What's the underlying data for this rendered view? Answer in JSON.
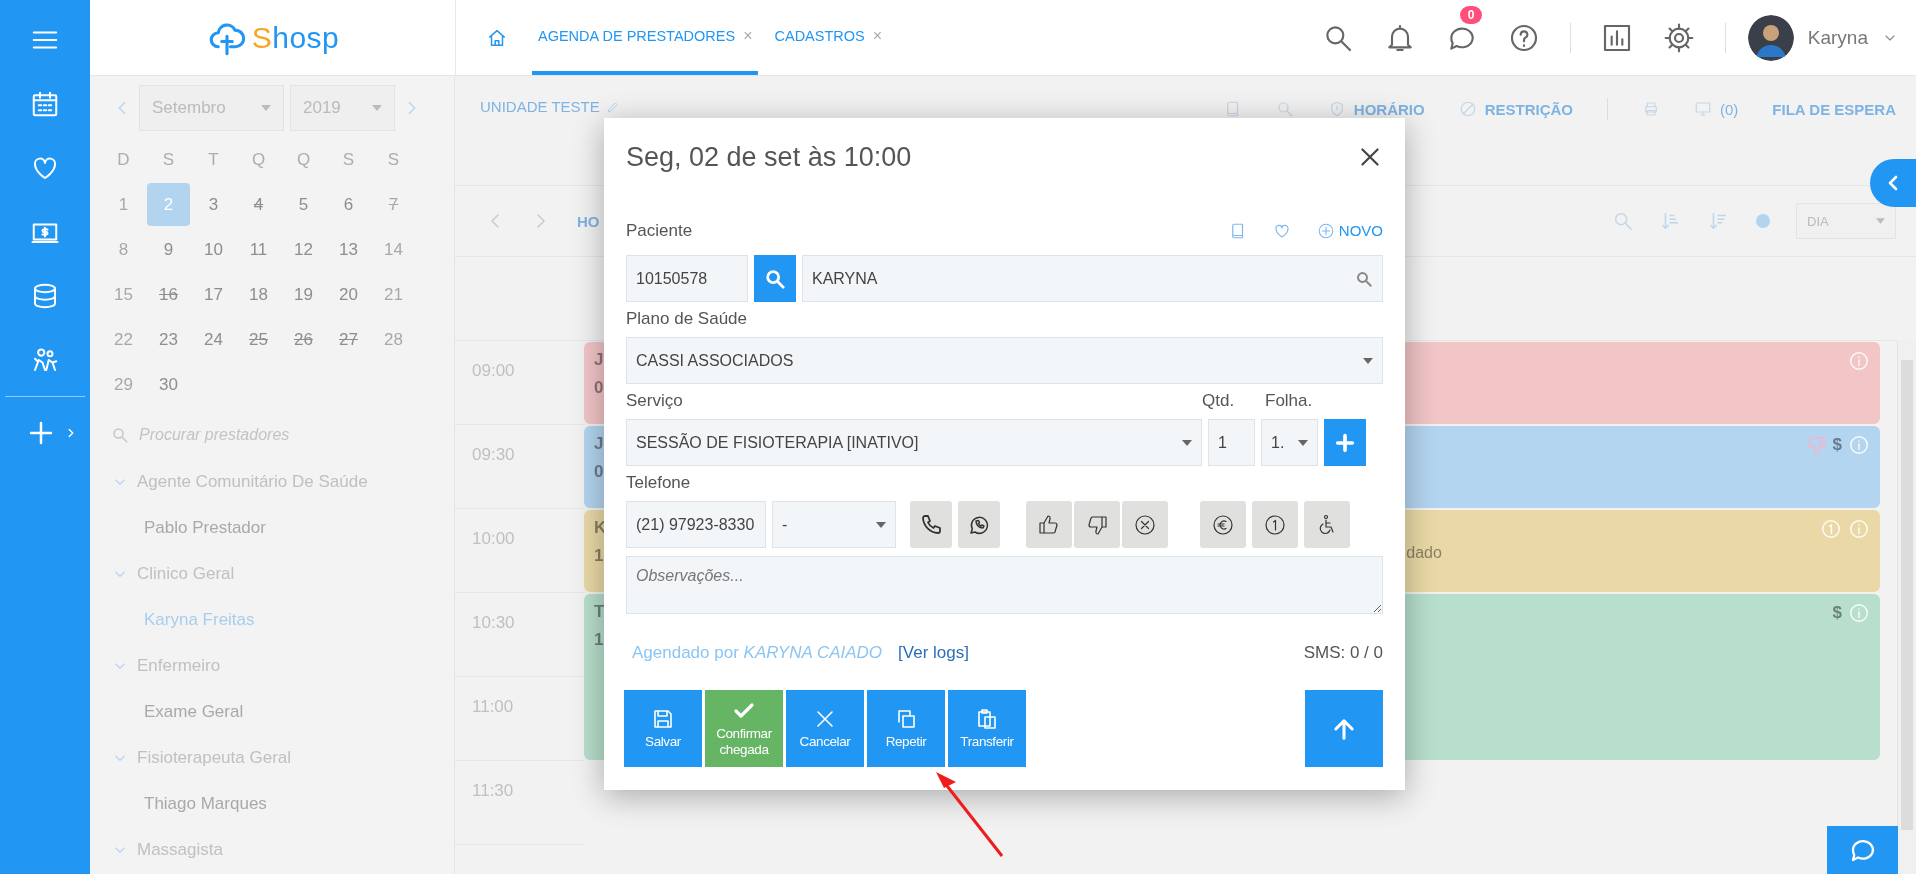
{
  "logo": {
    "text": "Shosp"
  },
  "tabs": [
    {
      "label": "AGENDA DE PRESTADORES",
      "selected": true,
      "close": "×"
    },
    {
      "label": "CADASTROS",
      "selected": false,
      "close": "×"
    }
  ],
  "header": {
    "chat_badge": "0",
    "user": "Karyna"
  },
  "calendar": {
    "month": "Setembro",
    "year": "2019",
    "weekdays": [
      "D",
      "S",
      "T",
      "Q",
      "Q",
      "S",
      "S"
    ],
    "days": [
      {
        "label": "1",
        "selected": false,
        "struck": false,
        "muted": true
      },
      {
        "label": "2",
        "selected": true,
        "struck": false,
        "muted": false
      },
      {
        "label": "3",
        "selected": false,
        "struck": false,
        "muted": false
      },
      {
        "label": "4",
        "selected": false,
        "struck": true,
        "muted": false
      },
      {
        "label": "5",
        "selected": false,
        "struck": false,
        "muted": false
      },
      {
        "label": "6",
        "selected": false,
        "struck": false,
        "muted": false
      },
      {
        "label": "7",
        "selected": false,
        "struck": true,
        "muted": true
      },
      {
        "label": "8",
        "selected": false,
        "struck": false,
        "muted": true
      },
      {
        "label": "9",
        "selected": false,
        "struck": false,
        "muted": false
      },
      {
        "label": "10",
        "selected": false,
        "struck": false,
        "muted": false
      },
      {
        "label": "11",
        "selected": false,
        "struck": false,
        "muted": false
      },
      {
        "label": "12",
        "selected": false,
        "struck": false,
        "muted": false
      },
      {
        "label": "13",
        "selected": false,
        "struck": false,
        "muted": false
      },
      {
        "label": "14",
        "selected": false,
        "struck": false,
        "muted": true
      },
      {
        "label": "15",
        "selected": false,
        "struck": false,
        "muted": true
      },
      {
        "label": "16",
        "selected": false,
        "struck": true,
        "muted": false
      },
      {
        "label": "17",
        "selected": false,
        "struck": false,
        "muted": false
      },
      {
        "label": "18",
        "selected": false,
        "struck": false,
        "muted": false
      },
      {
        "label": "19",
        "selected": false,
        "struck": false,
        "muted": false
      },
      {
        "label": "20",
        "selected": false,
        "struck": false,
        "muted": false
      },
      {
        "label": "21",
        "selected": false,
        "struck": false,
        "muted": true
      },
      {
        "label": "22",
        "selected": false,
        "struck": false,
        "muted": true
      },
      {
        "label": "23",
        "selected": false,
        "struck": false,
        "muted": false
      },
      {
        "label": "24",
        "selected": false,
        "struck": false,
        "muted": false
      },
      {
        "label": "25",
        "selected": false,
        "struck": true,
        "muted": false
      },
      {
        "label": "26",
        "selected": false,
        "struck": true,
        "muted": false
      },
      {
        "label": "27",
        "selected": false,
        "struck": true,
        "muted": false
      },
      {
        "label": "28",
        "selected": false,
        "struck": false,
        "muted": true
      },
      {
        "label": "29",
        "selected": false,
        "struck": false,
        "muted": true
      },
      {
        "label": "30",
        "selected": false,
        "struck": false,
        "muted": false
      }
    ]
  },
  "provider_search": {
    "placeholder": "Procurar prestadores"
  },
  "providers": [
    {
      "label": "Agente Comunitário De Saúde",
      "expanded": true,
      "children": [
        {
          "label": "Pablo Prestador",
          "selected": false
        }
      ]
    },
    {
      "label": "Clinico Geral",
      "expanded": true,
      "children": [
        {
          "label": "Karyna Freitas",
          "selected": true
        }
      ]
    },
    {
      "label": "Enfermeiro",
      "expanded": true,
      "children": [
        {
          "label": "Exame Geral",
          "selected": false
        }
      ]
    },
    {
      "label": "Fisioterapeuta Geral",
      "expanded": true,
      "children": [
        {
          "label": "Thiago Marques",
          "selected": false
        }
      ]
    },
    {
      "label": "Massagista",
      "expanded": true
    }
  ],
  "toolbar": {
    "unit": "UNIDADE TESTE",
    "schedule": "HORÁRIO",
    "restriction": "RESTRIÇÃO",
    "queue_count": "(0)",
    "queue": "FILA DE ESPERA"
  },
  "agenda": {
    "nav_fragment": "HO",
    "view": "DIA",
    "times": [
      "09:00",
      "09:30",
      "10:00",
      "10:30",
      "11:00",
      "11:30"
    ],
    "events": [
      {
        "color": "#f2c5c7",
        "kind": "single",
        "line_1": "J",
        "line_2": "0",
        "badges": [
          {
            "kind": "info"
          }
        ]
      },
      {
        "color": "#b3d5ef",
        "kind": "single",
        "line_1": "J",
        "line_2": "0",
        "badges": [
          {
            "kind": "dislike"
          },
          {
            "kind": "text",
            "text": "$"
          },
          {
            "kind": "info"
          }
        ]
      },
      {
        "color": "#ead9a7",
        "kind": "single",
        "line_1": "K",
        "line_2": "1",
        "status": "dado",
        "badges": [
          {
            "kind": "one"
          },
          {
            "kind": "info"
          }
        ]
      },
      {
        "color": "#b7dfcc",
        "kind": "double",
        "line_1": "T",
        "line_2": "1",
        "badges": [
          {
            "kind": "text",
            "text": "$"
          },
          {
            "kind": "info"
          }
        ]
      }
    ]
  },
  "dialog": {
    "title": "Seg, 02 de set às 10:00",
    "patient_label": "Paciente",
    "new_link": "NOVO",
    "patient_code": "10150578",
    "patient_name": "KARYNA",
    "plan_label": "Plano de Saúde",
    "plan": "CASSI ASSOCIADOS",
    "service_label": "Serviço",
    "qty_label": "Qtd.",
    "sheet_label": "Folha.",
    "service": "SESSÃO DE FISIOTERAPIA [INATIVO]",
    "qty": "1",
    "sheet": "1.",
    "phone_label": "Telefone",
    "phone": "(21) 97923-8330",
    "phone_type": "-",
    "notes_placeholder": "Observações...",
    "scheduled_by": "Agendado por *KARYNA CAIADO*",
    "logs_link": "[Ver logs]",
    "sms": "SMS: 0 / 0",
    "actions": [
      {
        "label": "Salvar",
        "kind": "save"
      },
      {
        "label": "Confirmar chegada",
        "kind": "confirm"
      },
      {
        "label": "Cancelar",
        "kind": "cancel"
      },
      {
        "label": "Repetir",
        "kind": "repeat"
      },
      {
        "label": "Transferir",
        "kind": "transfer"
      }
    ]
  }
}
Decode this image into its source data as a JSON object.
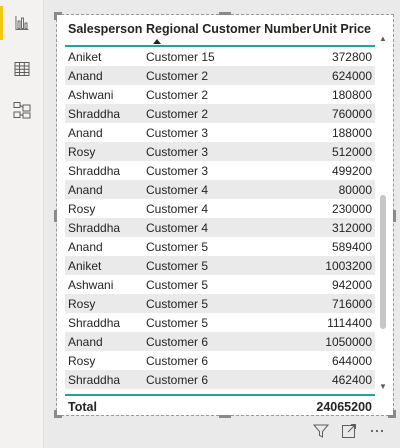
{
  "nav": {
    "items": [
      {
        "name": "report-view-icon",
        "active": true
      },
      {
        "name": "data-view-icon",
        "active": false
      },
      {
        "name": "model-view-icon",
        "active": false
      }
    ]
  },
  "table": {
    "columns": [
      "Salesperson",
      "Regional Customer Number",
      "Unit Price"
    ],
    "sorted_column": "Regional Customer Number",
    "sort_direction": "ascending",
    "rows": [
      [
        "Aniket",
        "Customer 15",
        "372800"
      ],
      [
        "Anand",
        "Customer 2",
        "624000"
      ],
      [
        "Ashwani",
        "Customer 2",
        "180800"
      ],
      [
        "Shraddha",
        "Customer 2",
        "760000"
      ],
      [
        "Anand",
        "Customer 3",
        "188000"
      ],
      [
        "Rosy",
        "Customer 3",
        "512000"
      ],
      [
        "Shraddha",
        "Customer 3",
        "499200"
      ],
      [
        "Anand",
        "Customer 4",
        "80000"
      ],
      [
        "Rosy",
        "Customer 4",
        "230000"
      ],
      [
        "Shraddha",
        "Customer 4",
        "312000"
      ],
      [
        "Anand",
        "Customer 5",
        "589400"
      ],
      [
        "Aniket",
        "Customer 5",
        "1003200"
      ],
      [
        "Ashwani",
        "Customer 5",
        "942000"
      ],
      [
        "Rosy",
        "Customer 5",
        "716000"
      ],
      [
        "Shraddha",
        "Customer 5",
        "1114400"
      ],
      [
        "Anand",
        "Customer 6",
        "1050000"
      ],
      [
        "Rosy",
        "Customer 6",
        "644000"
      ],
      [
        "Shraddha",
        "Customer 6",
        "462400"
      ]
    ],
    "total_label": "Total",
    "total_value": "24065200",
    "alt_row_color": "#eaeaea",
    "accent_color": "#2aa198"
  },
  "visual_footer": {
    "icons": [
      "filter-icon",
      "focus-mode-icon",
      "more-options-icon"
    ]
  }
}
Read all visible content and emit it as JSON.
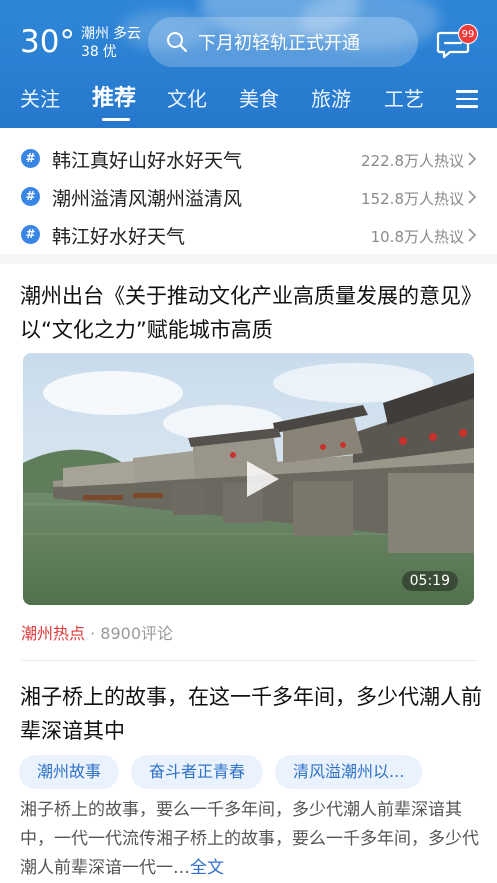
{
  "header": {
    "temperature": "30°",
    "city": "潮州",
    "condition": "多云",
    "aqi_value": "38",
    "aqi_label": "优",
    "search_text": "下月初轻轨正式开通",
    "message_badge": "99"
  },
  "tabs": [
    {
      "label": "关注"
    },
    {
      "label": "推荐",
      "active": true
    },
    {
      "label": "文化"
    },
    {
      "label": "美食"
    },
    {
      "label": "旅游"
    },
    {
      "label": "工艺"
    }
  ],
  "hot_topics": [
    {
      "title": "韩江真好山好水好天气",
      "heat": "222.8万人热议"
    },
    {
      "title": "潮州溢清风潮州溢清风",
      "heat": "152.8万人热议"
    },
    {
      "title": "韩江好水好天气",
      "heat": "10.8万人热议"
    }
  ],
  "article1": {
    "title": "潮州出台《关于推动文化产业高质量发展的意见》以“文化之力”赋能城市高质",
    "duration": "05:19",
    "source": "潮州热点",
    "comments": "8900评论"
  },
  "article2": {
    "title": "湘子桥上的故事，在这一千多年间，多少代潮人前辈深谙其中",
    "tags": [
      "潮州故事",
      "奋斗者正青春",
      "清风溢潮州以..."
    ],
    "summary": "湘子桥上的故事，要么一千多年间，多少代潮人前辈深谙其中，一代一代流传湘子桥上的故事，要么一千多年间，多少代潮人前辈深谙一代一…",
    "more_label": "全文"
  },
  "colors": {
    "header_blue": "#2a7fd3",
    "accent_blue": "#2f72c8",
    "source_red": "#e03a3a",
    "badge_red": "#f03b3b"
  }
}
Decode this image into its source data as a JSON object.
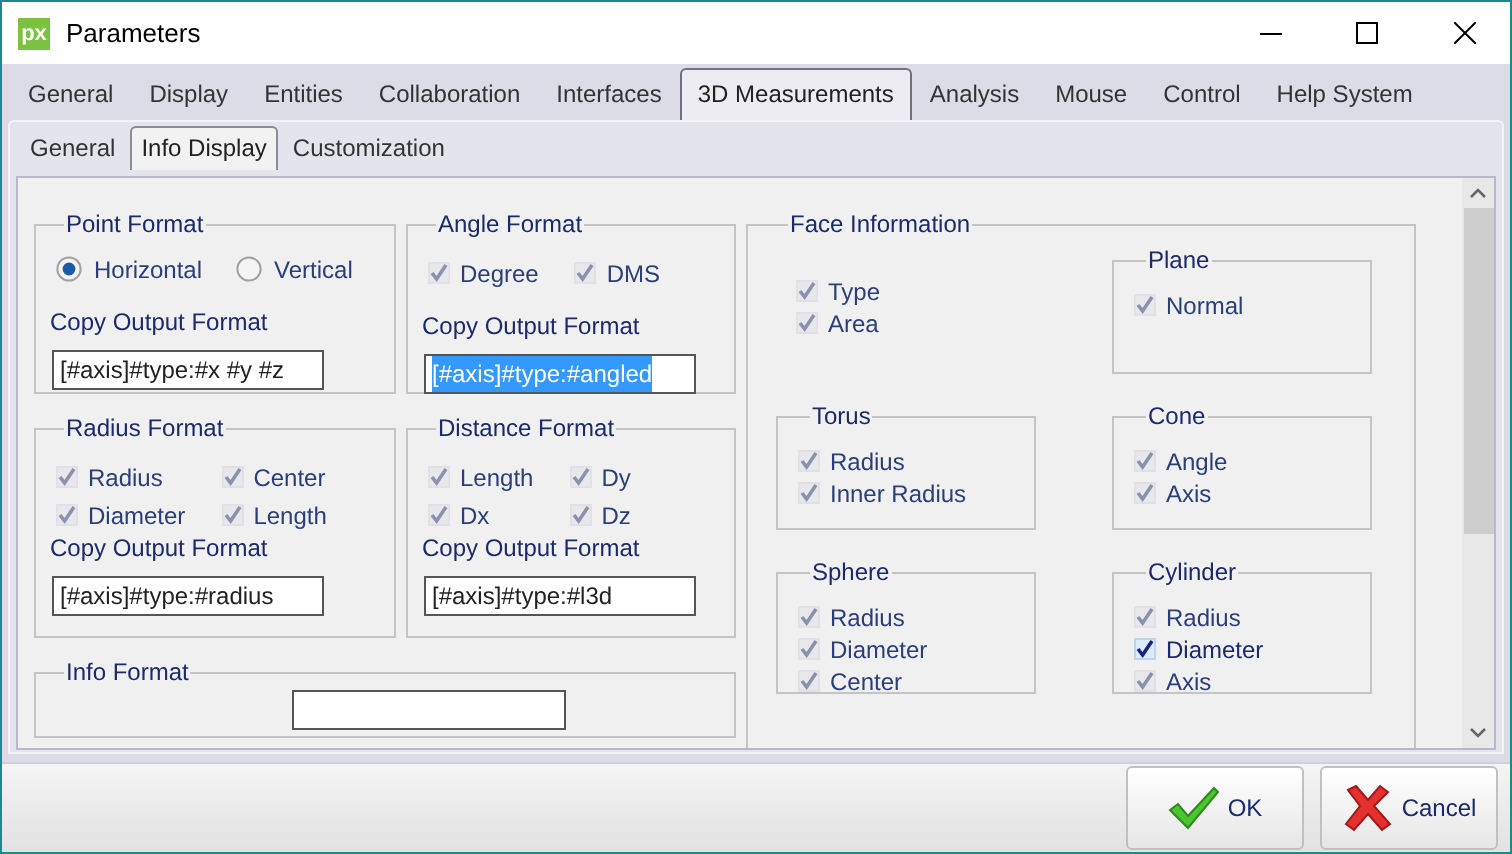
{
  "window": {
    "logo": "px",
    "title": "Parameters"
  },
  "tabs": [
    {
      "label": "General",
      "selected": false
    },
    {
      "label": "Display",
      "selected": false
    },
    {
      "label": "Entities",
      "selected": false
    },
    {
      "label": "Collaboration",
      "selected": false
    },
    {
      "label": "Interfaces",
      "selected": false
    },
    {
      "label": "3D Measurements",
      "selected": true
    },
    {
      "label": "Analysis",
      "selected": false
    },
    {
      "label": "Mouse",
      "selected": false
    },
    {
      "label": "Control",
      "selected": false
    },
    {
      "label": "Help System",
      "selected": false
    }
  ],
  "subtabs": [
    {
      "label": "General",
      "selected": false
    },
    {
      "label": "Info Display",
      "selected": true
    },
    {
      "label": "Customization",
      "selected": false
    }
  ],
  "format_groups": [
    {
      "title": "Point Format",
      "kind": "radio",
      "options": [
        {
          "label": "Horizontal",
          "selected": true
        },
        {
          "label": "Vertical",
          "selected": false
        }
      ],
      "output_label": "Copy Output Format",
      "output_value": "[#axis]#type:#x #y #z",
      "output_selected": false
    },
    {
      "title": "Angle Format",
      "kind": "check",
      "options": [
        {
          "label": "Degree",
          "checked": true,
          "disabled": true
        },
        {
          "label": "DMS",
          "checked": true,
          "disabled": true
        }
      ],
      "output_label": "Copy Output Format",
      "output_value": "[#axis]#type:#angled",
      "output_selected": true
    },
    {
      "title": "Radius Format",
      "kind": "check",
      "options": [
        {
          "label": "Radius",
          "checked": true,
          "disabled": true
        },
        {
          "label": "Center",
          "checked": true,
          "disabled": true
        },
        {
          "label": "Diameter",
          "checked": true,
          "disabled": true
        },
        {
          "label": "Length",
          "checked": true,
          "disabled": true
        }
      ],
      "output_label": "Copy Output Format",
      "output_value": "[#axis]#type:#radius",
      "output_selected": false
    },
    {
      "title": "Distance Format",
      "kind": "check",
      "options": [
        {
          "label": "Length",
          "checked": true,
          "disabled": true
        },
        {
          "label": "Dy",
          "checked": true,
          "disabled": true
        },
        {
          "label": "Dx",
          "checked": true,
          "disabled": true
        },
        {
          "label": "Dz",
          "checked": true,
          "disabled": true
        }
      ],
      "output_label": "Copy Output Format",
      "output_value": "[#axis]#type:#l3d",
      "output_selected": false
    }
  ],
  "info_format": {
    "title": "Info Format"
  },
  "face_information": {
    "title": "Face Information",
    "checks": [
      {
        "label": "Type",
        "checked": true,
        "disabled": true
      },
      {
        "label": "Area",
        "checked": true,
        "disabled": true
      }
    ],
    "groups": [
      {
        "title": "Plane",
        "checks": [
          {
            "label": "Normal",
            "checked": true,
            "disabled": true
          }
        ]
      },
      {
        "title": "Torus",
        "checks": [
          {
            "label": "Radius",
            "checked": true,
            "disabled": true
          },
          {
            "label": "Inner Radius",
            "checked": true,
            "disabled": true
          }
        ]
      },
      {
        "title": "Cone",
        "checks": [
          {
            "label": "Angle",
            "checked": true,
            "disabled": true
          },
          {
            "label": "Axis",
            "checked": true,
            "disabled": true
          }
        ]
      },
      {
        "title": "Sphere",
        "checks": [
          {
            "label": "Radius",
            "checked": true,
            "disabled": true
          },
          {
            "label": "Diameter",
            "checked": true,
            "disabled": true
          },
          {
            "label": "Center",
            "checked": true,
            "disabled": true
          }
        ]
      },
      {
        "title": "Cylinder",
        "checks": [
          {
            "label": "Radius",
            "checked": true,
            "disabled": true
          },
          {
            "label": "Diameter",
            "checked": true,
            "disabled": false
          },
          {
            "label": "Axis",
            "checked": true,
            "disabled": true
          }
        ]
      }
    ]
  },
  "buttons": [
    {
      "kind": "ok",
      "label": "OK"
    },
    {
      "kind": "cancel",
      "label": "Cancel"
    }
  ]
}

AIM
List every line above that holds the word "active".

RESULT
        "active": true
        "active": false
        "active": false
      "active": true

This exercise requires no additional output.